**** EXCERPTED RECORDS ****

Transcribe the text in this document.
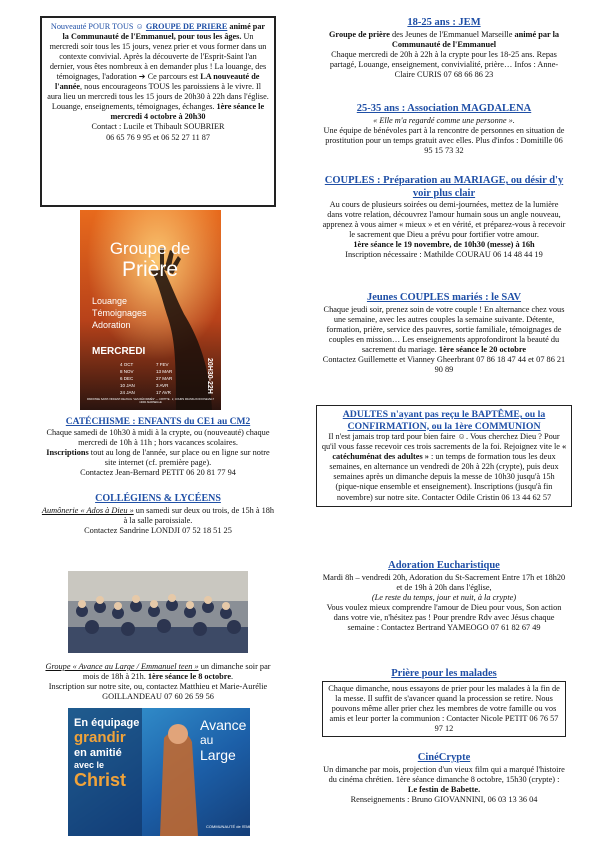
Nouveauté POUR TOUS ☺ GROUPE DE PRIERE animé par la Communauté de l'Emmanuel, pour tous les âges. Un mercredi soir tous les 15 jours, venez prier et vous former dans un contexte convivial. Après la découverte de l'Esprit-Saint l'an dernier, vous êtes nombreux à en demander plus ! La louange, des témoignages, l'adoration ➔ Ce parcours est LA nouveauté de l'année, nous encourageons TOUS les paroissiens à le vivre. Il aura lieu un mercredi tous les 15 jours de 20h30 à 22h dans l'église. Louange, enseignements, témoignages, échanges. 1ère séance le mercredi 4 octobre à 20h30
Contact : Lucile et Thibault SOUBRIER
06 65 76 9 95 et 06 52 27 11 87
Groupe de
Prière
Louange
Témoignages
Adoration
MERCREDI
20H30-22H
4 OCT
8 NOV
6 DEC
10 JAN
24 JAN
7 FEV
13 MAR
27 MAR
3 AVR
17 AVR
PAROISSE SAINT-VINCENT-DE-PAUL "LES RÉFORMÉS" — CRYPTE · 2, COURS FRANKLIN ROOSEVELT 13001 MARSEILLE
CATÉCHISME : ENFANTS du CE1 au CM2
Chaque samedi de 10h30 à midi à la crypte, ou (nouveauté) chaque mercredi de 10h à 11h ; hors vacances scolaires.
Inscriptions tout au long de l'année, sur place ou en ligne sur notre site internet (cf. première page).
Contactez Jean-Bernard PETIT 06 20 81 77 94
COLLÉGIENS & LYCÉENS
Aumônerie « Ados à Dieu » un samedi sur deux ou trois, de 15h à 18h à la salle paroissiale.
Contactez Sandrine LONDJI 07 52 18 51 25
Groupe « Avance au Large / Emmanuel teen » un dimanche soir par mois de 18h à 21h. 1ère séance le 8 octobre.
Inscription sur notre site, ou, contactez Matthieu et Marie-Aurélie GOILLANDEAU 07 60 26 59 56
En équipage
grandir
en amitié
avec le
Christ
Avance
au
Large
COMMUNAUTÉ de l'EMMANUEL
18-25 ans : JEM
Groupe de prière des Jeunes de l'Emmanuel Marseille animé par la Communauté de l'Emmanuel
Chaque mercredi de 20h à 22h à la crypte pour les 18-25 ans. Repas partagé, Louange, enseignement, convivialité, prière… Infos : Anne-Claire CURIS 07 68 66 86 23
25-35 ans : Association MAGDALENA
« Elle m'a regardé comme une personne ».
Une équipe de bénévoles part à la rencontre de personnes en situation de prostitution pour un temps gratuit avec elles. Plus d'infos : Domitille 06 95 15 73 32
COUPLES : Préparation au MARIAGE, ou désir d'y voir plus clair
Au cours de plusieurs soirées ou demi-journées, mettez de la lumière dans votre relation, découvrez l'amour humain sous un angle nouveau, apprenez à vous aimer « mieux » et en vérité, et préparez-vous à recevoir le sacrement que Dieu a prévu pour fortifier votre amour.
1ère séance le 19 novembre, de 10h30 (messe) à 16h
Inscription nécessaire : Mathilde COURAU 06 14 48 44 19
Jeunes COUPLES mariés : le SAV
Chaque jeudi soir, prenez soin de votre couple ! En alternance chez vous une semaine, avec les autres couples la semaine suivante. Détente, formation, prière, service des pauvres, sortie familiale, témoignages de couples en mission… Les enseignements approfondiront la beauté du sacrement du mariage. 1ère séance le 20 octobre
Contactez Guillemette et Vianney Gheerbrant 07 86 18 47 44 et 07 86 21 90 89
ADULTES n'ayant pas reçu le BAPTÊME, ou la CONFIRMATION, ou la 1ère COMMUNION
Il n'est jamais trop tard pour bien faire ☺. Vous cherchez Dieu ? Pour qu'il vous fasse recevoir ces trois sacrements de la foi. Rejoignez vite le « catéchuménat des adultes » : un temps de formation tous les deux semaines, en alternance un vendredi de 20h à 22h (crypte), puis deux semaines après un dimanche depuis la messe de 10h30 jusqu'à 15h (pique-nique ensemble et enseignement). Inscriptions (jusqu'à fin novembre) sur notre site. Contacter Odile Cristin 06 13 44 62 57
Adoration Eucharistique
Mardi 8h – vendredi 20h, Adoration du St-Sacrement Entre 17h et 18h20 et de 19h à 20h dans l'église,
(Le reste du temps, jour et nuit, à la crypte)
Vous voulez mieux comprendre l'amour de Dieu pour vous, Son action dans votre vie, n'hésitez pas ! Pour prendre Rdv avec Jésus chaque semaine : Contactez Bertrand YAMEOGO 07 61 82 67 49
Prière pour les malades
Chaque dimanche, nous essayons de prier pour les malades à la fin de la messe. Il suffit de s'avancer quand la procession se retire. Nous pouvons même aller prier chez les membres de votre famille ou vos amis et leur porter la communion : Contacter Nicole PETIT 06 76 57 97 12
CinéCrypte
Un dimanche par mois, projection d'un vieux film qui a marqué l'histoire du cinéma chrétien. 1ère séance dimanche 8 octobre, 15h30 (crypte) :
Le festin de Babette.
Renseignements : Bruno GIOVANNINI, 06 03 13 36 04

****

WRITTEN INSTRUCTION → Pull out each line containing the word "Inscriptions" and copy it.

TASK OUTPUT →
Inscriptions tout au long de l'année, sur place ou en ligne sur notre site internet (cf. première page).
Il n'est jamais trop tard pour bien faire ☺. Vous cherchez Dieu ? Pour qu'il vous fasse recevoir ces trois sacrements de la foi. Rejoignez vite le « catéchuménat des adultes » : un temps de formation tous les deux semaines, en alternance un vendredi de 20h à 22h (crypte), puis deux semaines après un dimanche depuis la messe de 10h30 jusqu'à 15h (pique-nique ensemble et enseignement). Inscriptions (jusqu'à fin novembre) sur notre site. Contacter Odile Cristin 06 13 44 62 57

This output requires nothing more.